Raw records:
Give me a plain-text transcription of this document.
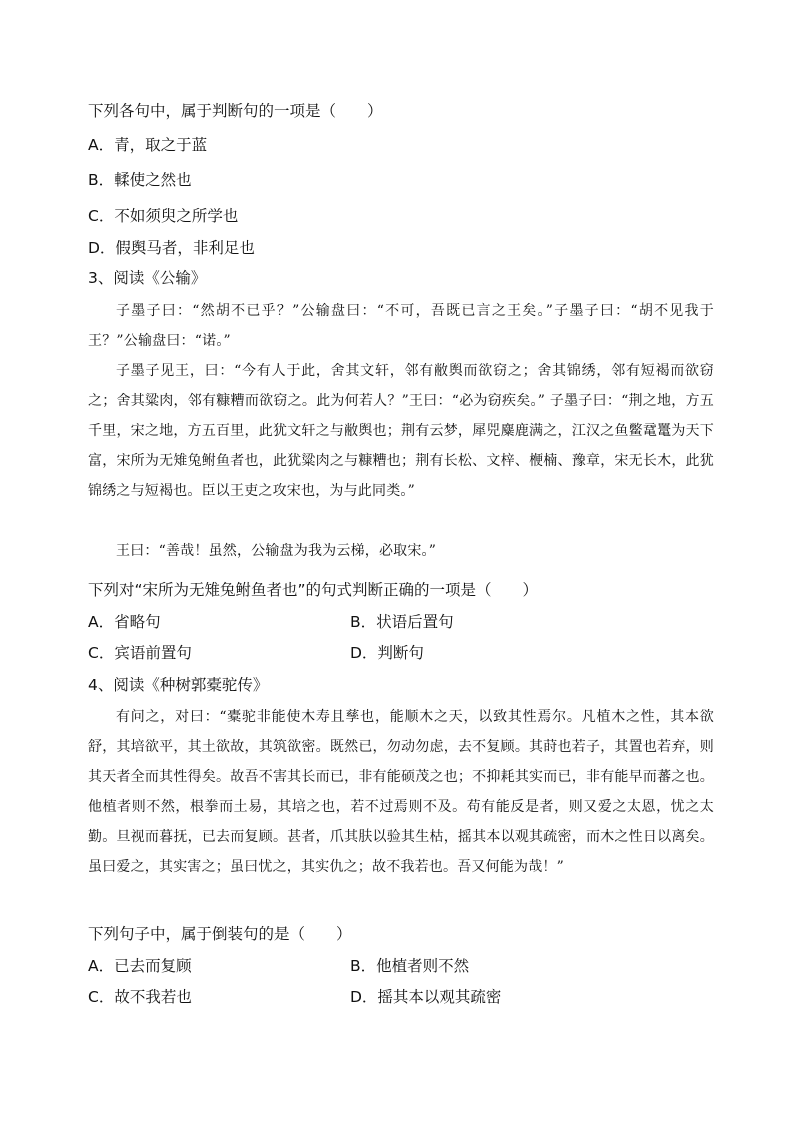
下列各句中，属于判断句的一项是（　　）
A．青，取之于蓝
B．輮使之然也
C．不如须臾之所学也
D．假舆马者，非利足也
3、阅读《公输》
子墨子曰：“然胡不已乎？”公输盘曰：“不可，吾既已言之王矣。”子墨子曰：“胡不见我于王？”公输盘曰：“诺。”
子墨子见王，曰：“今有人于此，舍其文轩，邻有敝舆而欲窃之；舍其锦绣，邻有短褐而欲窃之；舍其粱肉，邻有糠糟而欲窃之。此为何若人？”王曰：“必为窃疾矣。” 子墨子曰：“荆之地，方五千里，宋之地，方五百里，此犹文轩之与敝舆也；荆有云梦，犀兕麋鹿满之，江汉之鱼鳖鼋鼍为天下富，宋所为无雉兔鲋鱼者也，此犹粱肉之与糠糟也；荆有长松、文梓、楩楠、豫章，宋无长木，此犹锦绣之与短褐也。臣以王吏之攻宋也，为与此同类。”
王曰：“善哉！虽然，公输盘为我为云梯，必取宋。”
下列对“宋所为无雉兔鲋鱼者也”的句式判断正确的一项是（　　）
A．省略句	B．状语后置句
C．宾语前置句	D．判断句
4、阅读《种树郭橐驼传》
有问之，对曰：“橐驼非能使木寿且孳也，能顺木之天，以致其性焉尔。凡植木之性，其本欲舒，其培欲平，其土欲故，其筑欲密。既然已，勿动勿虑，去不复顾。其莳也若子，其置也若弃，则其天者全而其性得矣。故吾不害其长而已，非有能硕茂之也；不抑耗其实而已，非有能早而蕃之也。他植者则不然，根拳而土易，其培之也，若不过焉则不及。苟有能反是者，则又爱之太恩，忧之太勤。旦视而暮抚，已去而复顾。甚者，爪其肤以验其生枯，摇其本以观其疏密，而木之性日以离矣。虽曰爱之，其实害之；虽曰忧之，其实仇之；故不我若也。吾又何能为哉！”
下列句子中，属于倒装句的是（　　）
A．已去而复顾	B．他植者则不然
C．故不我若也	D．摇其本以观其疏密
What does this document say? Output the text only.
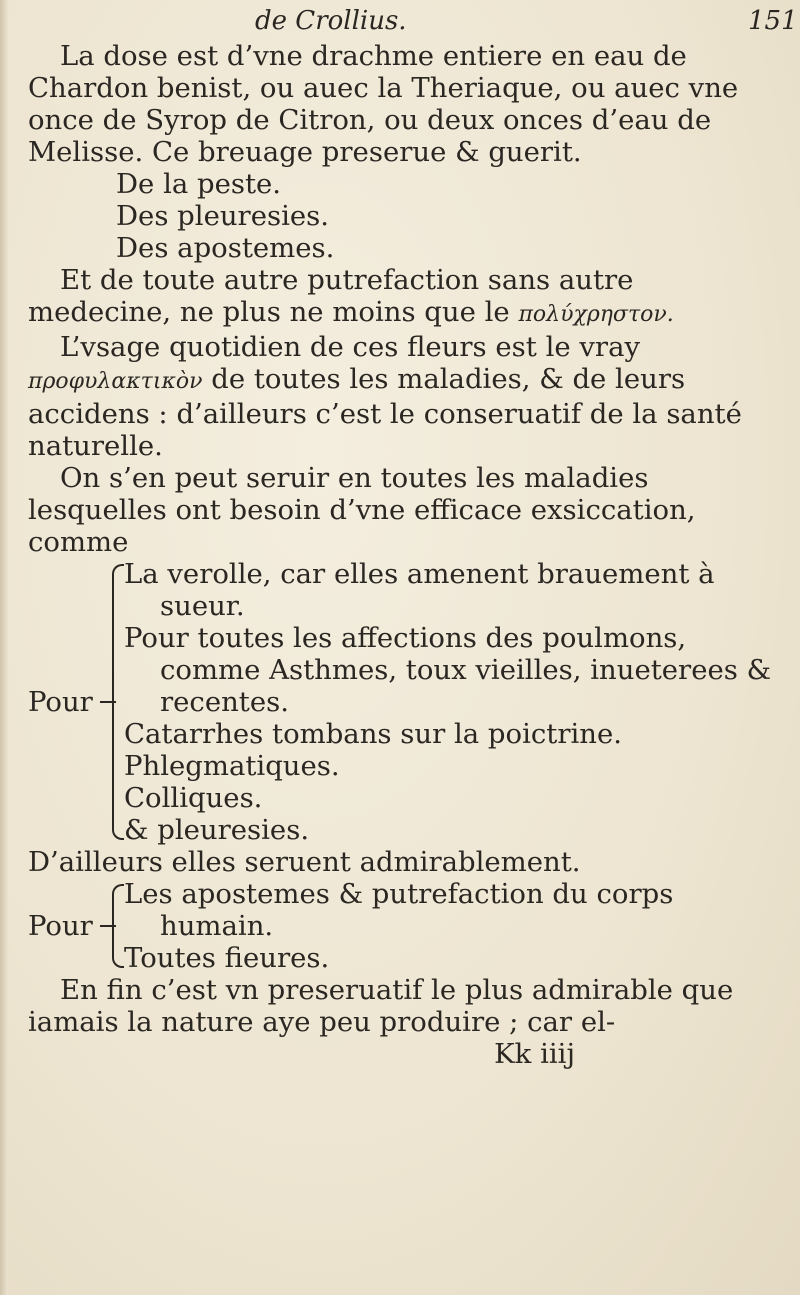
de Crollius.	151

La dose est d’vne drachme entiere en eau de Chardon benist, ou auec la Theriaque, ou auec vne once de Syrop de Citron, ou deux onces d’eau de Melisse. Ce breuage preserue & guerit.

De la peste.

Des pleuresies.

Des apostemes.

Et de toute autre putrefaction sans autre medecine, ne plus ne moins que le πολύχρηστον.

L’vsage quotidien de ces fleurs est le vray προφυλακτικὸν de toutes les maladies, & de leurs accidens : d’ailleurs c’est le conseruatif de la santé naturelle.

On s’en peut seruir en toutes les maladies lesquelles ont besoin d’vne efficace exsiccation, comme

Pour

La verolle, car elles amenent brauement à sueur.

Pour toutes les affections des poulmons, comme Asthmes, toux vieilles, inueterees & recentes.

Catarrhes tombans sur la poictrine.

Phlegmatiques.

Colliques.

& pleuresies.

D’ailleurs elles seruent admirablement.

Pour

Les apostemes & putrefaction du corps humain.

Toutes fieures.

En fin c’est vn preseruatif le plus admirable que iamais la nature aye peu produire ; car el-

Kk iiij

Written task: Scan the records above for the string "他植者则不然", then select every line that holds it.

Answer to the task:
有问之，对曰：“橐驼非能使木寿且孳也，能顺木之天，以致其性焉尔。凡植木之性，其本欲舒，其培欲平，其土欲故，其筑欲密。既然已，勿动勿虑，去不复顾。其莳也若子，其置也若弃，则其天者全而其性得矣。故吾不害其长而已，非有能硕茂之也；不抑耗其实而已，非有能早而蕃之也。他植者则不然，根拳而土易，其培之也，若不过焉则不及。苟有能反是者，则又爱之太恩，忧之太勤。旦视而暮抚，已去而复顾。甚者，爪其肤以验其生枯，摇其本以观其疏密，而木之性日以离矣。虽曰爱之，其实害之；虽曰忧之，其实仇之；故不我若也。吾又何能为哉！”
A．已去而复顾	B．他植者则不然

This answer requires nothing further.